[Stored data]
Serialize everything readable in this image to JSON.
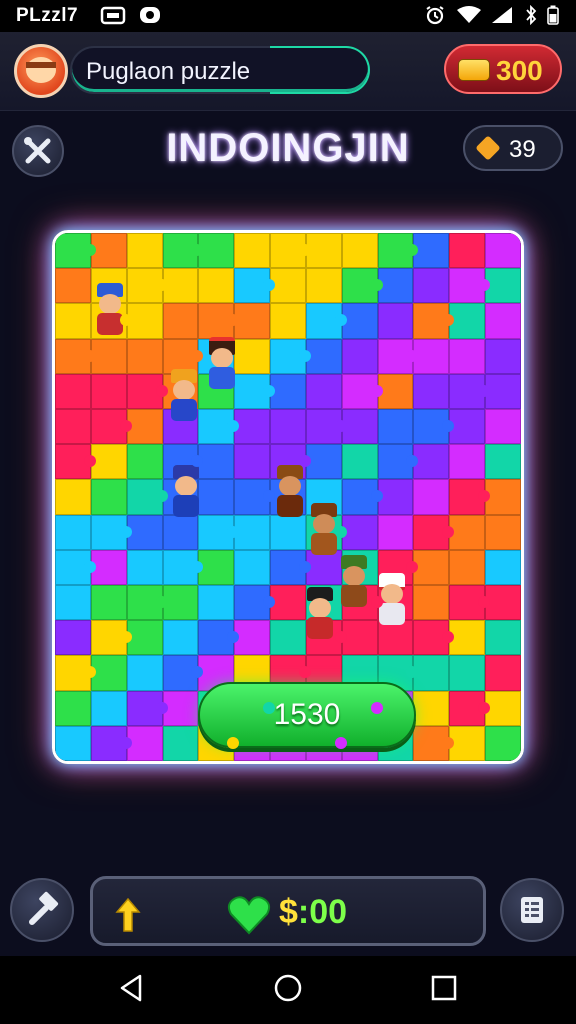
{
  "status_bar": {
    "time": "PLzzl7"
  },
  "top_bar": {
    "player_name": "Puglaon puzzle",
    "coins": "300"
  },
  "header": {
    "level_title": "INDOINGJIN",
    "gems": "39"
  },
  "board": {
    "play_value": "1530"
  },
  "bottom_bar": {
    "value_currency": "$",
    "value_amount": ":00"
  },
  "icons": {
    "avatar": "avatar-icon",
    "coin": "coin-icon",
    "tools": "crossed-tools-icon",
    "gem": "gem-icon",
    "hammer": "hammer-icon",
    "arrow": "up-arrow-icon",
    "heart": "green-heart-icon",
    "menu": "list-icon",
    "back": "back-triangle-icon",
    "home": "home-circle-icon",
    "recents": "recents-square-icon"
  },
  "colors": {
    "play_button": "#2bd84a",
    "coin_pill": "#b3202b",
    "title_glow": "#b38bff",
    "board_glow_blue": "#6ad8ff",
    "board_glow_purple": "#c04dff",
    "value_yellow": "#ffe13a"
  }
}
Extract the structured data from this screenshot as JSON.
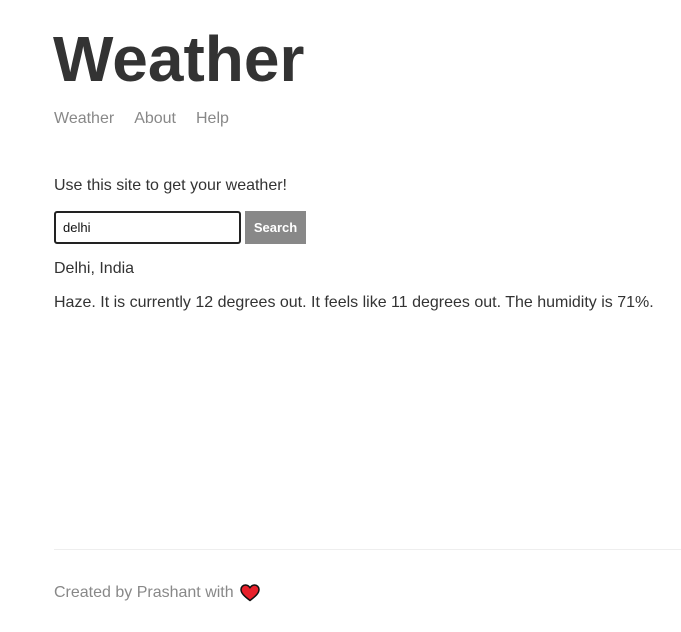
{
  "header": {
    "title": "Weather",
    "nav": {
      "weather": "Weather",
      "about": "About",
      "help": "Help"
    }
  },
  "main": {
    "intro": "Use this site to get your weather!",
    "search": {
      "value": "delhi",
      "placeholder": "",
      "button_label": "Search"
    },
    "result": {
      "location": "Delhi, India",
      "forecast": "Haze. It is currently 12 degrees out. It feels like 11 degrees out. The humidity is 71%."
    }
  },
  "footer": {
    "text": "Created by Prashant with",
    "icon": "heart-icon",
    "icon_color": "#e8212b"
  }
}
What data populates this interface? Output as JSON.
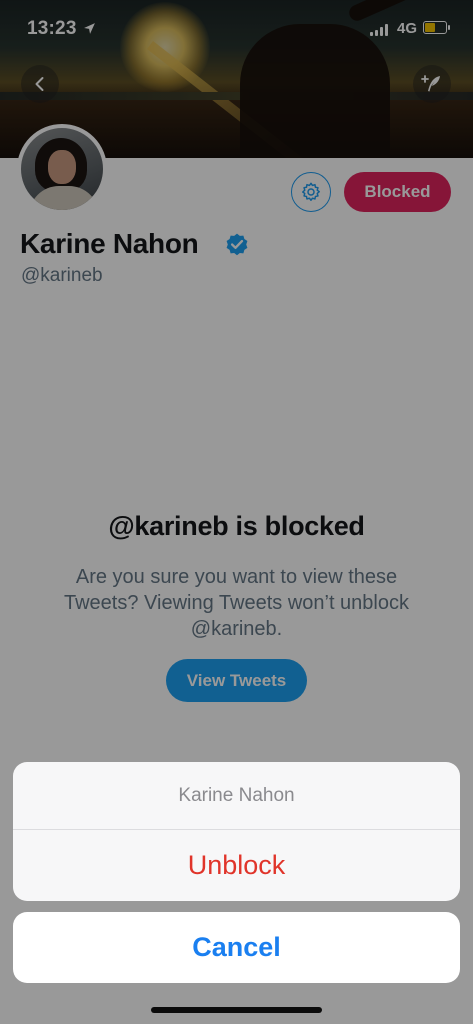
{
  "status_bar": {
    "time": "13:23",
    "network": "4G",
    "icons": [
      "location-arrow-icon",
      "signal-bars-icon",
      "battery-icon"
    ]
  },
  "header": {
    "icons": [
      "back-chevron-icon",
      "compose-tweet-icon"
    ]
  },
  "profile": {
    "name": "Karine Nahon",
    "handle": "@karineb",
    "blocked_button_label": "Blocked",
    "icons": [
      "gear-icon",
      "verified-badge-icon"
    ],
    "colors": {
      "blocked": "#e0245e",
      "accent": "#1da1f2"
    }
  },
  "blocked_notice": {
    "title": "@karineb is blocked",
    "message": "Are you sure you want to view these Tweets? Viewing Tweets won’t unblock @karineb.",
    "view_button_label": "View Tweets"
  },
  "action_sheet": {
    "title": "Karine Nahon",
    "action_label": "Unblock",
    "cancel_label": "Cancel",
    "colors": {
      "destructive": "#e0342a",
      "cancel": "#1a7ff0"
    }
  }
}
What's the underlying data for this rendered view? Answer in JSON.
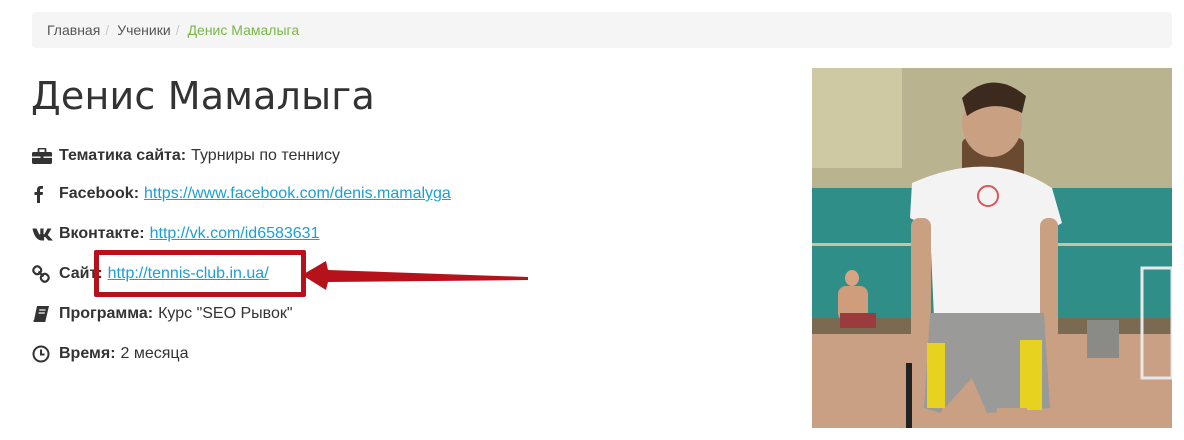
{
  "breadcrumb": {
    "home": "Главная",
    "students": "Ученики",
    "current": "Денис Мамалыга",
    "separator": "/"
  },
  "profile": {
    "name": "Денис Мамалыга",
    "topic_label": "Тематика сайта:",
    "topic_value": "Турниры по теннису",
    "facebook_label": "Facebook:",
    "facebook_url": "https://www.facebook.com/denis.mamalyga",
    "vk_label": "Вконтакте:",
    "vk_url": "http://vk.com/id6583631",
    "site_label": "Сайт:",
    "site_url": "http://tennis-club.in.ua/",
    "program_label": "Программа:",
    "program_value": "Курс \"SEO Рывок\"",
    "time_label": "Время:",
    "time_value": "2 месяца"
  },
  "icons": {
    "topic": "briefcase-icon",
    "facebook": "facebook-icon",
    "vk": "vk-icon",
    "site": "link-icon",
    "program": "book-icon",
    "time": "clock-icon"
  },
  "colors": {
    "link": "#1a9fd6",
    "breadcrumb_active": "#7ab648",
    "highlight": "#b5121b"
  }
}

**GIVEN EXERCISE**
Each entry must be retyped word for word, with every image omitted.

**FULL ANSWER**
Serialize everything readable in this image to JSON.
{
  "status_bar": {
    "time": "PLzzl7"
  },
  "top_bar": {
    "player_name": "Puglaon puzzle",
    "coins": "300"
  },
  "header": {
    "level_title": "INDOINGJIN",
    "gems": "39"
  },
  "board": {
    "play_value": "1530"
  },
  "bottom_bar": {
    "value_currency": "$",
    "value_amount": ":00"
  },
  "icons": {
    "avatar": "avatar-icon",
    "coin": "coin-icon",
    "tools": "crossed-tools-icon",
    "gem": "gem-icon",
    "hammer": "hammer-icon",
    "arrow": "up-arrow-icon",
    "heart": "green-heart-icon",
    "menu": "list-icon",
    "back": "back-triangle-icon",
    "home": "home-circle-icon",
    "recents": "recents-square-icon"
  },
  "colors": {
    "play_button": "#2bd84a",
    "coin_pill": "#b3202b",
    "title_glow": "#b38bff",
    "board_glow_blue": "#6ad8ff",
    "board_glow_purple": "#c04dff",
    "value_yellow": "#ffe13a"
  }
}
Extract the structured data from this screenshot as JSON.
{
  "header": {
    "title": "Weather",
    "nav": {
      "weather": "Weather",
      "about": "About",
      "help": "Help"
    }
  },
  "main": {
    "intro": "Use this site to get your weather!",
    "search": {
      "value": "delhi",
      "placeholder": "",
      "button_label": "Search"
    },
    "result": {
      "location": "Delhi, India",
      "forecast": "Haze. It is currently 12 degrees out. It feels like 11 degrees out. The humidity is 71%."
    }
  },
  "footer": {
    "text": "Created by Prashant with",
    "icon": "heart-icon",
    "icon_color": "#e8212b"
  }
}
What data populates this interface? Output as JSON.
{
  "status_bar": {
    "time": "13:23",
    "network": "4G",
    "icons": [
      "location-arrow-icon",
      "signal-bars-icon",
      "battery-icon"
    ]
  },
  "header": {
    "icons": [
      "back-chevron-icon",
      "compose-tweet-icon"
    ]
  },
  "profile": {
    "name": "Karine Nahon",
    "handle": "@karineb",
    "blocked_button_label": "Blocked",
    "icons": [
      "gear-icon",
      "verified-badge-icon"
    ],
    "colors": {
      "blocked": "#e0245e",
      "accent": "#1da1f2"
    }
  },
  "blocked_notice": {
    "title": "@karineb is blocked",
    "message": "Are you sure you want to view these Tweets? Viewing Tweets won’t unblock @karineb.",
    "view_button_label": "View Tweets"
  },
  "action_sheet": {
    "title": "Karine Nahon",
    "action_label": "Unblock",
    "cancel_label": "Cancel",
    "colors": {
      "destructive": "#e0342a",
      "cancel": "#1a7ff0"
    }
  }
}
What's the underlying data for this rendered view? Answer in JSON.
{
  "breadcrumb": {
    "home": "Главная",
    "students": "Ученики",
    "current": "Денис Мамалыга",
    "separator": "/"
  },
  "profile": {
    "name": "Денис Мамалыга",
    "topic_label": "Тематика сайта:",
    "topic_value": "Турниры по теннису",
    "facebook_label": "Facebook:",
    "facebook_url": "https://www.facebook.com/denis.mamalyga",
    "vk_label": "Вконтакте:",
    "vk_url": "http://vk.com/id6583631",
    "site_label": "Сайт:",
    "site_url": "http://tennis-club.in.ua/",
    "program_label": "Программа:",
    "program_value": "Курс \"SEO Рывок\"",
    "time_label": "Время:",
    "time_value": "2 месяца"
  },
  "icons": {
    "topic": "briefcase-icon",
    "facebook": "facebook-icon",
    "vk": "vk-icon",
    "site": "link-icon",
    "program": "book-icon",
    "time": "clock-icon"
  },
  "colors": {
    "link": "#1a9fd6",
    "breadcrumb_active": "#7ab648",
    "highlight": "#b5121b"
  }
}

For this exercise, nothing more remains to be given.